▶ _TASK TO COMPLETE_:
In the listing that follows, count every line with the word "color" in it and write only the total.

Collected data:
---
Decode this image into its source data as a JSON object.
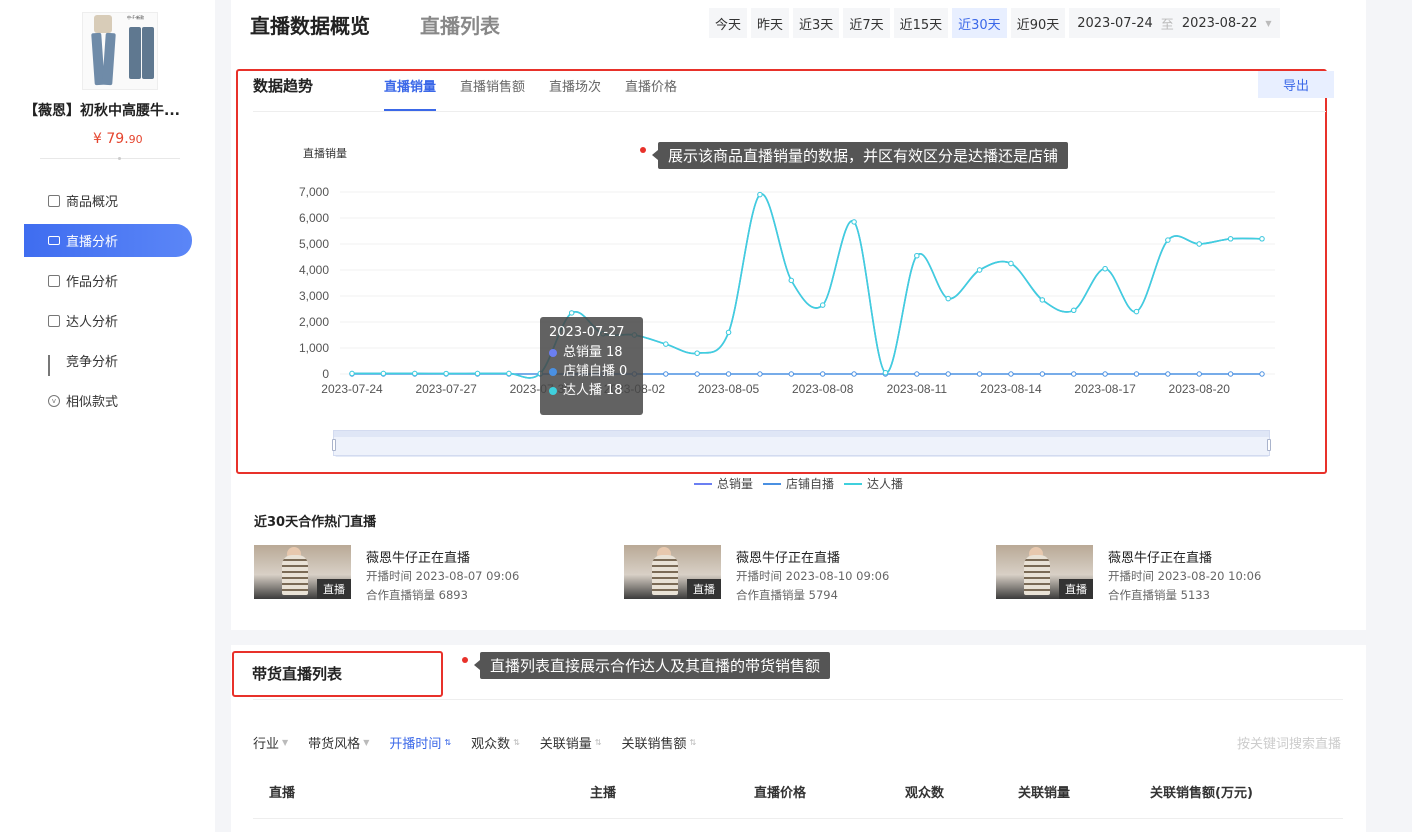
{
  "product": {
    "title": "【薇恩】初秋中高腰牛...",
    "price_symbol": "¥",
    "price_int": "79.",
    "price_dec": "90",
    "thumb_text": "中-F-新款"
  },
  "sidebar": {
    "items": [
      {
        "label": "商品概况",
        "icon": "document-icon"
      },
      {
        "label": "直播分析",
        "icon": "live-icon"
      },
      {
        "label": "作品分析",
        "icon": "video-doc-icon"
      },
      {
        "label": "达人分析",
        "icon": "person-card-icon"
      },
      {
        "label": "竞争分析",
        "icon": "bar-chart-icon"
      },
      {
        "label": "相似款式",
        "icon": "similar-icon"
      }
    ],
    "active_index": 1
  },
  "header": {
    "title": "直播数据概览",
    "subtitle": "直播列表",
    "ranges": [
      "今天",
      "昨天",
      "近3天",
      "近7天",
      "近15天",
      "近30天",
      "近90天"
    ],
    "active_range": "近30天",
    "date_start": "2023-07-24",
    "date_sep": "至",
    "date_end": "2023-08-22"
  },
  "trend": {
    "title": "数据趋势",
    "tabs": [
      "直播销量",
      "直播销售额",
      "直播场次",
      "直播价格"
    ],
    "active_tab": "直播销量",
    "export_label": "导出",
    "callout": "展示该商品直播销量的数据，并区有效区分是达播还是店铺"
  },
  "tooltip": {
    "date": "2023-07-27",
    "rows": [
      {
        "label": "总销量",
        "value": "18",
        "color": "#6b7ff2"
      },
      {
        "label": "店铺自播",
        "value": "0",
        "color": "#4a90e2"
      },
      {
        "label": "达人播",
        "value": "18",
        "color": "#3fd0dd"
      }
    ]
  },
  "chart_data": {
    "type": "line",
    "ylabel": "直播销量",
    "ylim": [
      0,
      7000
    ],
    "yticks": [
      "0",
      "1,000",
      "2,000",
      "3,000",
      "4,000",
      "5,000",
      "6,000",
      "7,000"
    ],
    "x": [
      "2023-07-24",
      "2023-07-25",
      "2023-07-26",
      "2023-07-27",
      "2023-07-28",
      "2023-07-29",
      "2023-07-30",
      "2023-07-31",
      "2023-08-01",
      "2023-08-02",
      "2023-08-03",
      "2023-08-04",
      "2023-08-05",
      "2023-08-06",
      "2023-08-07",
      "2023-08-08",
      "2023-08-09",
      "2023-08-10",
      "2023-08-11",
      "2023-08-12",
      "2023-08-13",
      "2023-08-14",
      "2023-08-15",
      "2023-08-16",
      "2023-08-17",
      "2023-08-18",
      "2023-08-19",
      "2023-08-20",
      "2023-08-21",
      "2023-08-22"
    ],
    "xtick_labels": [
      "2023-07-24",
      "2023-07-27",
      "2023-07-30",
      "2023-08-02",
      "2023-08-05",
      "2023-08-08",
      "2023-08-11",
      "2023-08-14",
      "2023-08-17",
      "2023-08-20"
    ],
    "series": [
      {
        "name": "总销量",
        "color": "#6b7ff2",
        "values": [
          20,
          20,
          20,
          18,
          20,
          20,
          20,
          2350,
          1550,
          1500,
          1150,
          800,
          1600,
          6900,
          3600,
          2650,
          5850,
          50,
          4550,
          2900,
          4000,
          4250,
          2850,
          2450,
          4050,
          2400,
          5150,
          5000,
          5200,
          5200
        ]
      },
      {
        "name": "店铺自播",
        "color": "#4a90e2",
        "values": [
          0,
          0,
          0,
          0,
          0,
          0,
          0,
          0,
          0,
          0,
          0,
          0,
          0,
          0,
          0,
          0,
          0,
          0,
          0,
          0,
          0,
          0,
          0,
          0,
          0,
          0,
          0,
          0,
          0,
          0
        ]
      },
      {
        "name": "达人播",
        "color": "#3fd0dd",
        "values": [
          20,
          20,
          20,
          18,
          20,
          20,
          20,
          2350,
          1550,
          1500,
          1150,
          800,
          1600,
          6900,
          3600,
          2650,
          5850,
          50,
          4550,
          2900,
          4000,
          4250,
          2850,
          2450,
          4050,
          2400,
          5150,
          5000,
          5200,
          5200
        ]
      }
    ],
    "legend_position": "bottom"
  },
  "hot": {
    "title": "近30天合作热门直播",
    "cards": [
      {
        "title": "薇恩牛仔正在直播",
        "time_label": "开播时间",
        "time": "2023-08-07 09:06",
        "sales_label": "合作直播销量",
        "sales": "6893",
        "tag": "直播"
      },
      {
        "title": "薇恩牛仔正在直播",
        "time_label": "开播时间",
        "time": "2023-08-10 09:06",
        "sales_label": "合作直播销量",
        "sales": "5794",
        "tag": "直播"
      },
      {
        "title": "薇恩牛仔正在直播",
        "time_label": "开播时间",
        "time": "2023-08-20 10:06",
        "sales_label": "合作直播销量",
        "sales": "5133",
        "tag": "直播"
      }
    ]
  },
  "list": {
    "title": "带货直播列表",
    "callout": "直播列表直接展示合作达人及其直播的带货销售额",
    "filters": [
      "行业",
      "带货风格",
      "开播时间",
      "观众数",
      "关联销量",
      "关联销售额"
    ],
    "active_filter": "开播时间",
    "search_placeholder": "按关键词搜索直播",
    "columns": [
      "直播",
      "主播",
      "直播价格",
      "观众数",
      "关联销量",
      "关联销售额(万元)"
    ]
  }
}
---
▶ _PROBLEM SOLUTION_:
6